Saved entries
[Begin]

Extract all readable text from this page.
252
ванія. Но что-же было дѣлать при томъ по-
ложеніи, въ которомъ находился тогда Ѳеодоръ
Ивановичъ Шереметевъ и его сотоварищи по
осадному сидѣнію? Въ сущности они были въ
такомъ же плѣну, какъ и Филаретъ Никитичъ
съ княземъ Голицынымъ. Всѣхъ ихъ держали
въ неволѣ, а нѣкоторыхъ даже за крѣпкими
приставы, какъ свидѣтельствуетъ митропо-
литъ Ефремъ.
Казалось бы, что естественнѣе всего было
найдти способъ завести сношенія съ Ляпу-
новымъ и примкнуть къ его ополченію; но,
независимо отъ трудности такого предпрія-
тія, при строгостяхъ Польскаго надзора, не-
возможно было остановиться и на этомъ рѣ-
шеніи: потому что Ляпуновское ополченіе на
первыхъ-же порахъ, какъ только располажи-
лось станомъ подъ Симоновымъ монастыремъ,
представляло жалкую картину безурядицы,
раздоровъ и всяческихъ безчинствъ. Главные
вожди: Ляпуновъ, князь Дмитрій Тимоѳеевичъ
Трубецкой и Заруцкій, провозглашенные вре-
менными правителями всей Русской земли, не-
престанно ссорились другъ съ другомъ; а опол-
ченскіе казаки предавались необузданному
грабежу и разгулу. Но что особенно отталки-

[End]

▶ [STATED PROBLEM]
Copy every line of the material, please, keeping it exactly the same.

▶ [THE RESULT]
Extract all readable text from this page.
252
ванія. Но что-же было дѣлать при томъ по-
ложеніи, въ которомъ находился тогда Ѳеодоръ
Ивановичъ Шереметевъ и его сотоварищи по
осадному сидѣнію? Въ сущности они были въ
такомъ же плѣну, какъ и Филаретъ Никитичъ
съ княземъ Голицынымъ. Всѣхъ ихъ держали
въ неволѣ, а нѣкоторыхъ даже за крѣпкими
приставы, какъ свидѣтельствуетъ митропо-
литъ Ефремъ.
Казалось бы, что естественнѣе всего было
найдти способъ завести сношенія съ Ляпу-
новымъ и примкнуть къ его ополченію; но,
независимо отъ трудности такого предпрія-
тія, при строгостяхъ Польскаго надзора, не-
возможно было остановиться и на этомъ рѣ-
шеніи: потому что Ляпуновское ополченіе на
первыхъ-же порахъ, какъ только располажи-
лось станомъ подъ Симоновымъ монастыремъ,
представляло жалкую картину безурядицы,
раздоровъ и всяческихъ безчинствъ. Главные
вожди: Ляпуновъ, князь Дмитрій Тимоѳеевичъ
Трубецкой и Заруцкій, провозглашенные вре-
менными правителями всей Русской земли, не-
престанно ссорились другъ съ другомъ; а опол-
ченскіе казаки предавались необузданному
грабежу и разгулу. Но что особенно отталки-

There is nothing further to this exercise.